Written instruction – Locate each line containing the string "When" and copy it out.

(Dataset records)
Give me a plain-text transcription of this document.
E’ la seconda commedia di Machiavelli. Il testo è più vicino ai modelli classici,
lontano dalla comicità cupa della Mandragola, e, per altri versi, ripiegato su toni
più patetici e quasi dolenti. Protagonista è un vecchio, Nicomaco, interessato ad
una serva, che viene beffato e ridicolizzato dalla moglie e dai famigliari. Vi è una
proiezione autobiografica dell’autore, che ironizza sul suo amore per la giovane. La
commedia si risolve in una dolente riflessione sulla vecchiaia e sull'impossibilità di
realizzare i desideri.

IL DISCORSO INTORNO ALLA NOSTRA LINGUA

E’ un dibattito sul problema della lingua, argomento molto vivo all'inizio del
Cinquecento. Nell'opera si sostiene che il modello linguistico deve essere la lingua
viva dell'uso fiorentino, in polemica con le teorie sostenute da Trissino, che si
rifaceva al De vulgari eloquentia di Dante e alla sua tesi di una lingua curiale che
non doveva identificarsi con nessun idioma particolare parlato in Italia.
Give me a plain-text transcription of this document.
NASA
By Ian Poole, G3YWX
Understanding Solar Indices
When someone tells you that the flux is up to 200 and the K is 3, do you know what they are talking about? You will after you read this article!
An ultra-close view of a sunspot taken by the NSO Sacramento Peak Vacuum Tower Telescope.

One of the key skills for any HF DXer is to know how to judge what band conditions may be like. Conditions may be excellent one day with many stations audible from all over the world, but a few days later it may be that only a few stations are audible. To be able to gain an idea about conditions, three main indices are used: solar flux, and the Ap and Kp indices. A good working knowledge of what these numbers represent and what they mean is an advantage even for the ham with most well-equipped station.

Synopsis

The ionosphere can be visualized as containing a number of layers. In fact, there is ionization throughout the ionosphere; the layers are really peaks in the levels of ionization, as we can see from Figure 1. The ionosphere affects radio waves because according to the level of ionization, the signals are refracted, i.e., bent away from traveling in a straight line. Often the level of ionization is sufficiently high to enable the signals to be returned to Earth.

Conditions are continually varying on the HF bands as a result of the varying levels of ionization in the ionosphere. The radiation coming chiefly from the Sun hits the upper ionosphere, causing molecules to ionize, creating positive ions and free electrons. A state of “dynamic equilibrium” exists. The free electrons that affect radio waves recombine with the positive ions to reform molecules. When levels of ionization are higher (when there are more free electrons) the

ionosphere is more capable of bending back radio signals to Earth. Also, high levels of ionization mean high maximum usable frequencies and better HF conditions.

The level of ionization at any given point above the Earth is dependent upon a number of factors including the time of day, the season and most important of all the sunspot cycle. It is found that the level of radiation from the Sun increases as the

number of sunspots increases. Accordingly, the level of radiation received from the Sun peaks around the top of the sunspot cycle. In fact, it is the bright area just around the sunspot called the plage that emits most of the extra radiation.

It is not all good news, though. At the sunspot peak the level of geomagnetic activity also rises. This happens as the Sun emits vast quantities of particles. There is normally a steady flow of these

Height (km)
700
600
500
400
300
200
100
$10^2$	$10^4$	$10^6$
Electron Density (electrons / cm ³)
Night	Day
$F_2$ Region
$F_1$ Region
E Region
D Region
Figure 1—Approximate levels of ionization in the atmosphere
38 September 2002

Task result –
When someone tells you that the flux is up to 200 and the K is 3, do you know what they are talking about? You will after you read this article!
Conditions are continually varying on the HF bands as a result of the varying levels of ionization in the ionosphere. The radiation coming chiefly from the Sun hits the upper ionosphere, causing molecules to ionize, creating positive ions and free electrons. A state of “dynamic equilibrium” exists. The free electrons that affect radio waves recombine with the positive ions to reform molecules. When levels of ionization are higher (when there are more free electrons) the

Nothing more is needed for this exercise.